■ RAW DATA
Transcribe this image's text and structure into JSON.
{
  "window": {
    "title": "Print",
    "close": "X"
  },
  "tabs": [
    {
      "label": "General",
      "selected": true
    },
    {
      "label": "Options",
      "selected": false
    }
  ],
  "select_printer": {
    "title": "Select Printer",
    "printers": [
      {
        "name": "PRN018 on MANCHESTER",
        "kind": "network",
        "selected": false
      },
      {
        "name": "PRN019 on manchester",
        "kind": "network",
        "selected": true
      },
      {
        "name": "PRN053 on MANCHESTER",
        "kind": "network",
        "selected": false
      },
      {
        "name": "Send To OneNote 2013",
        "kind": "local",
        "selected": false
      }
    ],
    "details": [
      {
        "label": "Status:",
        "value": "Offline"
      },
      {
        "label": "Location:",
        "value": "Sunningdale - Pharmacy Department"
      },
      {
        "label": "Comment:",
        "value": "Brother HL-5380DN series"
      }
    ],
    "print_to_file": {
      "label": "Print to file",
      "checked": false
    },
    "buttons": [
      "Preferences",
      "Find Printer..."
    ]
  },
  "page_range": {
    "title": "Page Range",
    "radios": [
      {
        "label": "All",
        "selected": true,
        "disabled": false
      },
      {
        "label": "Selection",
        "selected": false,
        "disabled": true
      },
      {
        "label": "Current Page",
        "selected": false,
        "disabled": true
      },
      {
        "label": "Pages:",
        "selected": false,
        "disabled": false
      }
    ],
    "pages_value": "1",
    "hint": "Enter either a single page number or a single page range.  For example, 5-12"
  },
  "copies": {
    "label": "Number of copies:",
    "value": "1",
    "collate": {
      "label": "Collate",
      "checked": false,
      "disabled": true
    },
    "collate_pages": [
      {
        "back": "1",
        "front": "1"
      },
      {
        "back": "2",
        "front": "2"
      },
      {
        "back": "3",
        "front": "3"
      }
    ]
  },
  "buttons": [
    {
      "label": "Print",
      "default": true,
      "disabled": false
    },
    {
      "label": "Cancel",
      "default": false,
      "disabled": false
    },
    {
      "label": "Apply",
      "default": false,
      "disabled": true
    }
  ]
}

■ STATED GOAL
Write out the records above again, keeping each one identical to the original.

■ EXERCISE RESULT
Transcribe this image's text and structure into JSON.
{
  "window": {
    "title": "Print",
    "close": "X"
  },
  "tabs": [
    {
      "label": "General",
      "selected": true
    },
    {
      "label": "Options",
      "selected": false
    }
  ],
  "select_printer": {
    "title": "Select Printer",
    "printers": [
      {
        "name": "PRN018 on MANCHESTER",
        "kind": "network",
        "selected": false
      },
      {
        "name": "PRN019 on manchester",
        "kind": "network",
        "selected": true
      },
      {
        "name": "PRN053 on MANCHESTER",
        "kind": "network",
        "selected": false
      },
      {
        "name": "Send To OneNote 2013",
        "kind": "local",
        "selected": false
      }
    ],
    "details": [
      {
        "label": "Status:",
        "value": "Offline"
      },
      {
        "label": "Location:",
        "value": "Sunningdale - Pharmacy Department"
      },
      {
        "label": "Comment:",
        "value": "Brother HL-5380DN series"
      }
    ],
    "print_to_file": {
      "label": "Print to file",
      "checked": false
    },
    "buttons": [
      "Preferences",
      "Find Printer..."
    ]
  },
  "page_range": {
    "title": "Page Range",
    "radios": [
      {
        "label": "All",
        "selected": true,
        "disabled": false
      },
      {
        "label": "Selection",
        "selected": false,
        "disabled": true
      },
      {
        "label": "Current Page",
        "selected": false,
        "disabled": true
      },
      {
        "label": "Pages:",
        "selected": false,
        "disabled": false
      }
    ],
    "pages_value": "1",
    "hint": "Enter either a single page number or a single page range.  For example, 5-12"
  },
  "copies": {
    "label": "Number of copies:",
    "value": "1",
    "collate": {
      "label": "Collate",
      "checked": false,
      "disabled": true
    },
    "collate_pages": [
      {
        "back": "1",
        "front": "1"
      },
      {
        "back": "2",
        "front": "2"
      },
      {
        "back": "3",
        "front": "3"
      }
    ]
  },
  "buttons": [
    {
      "label": "Print",
      "default": true,
      "disabled": false
    },
    {
      "label": "Cancel",
      "default": false,
      "disabled": false
    },
    {
      "label": "Apply",
      "default": false,
      "disabled": true
    }
  ]
}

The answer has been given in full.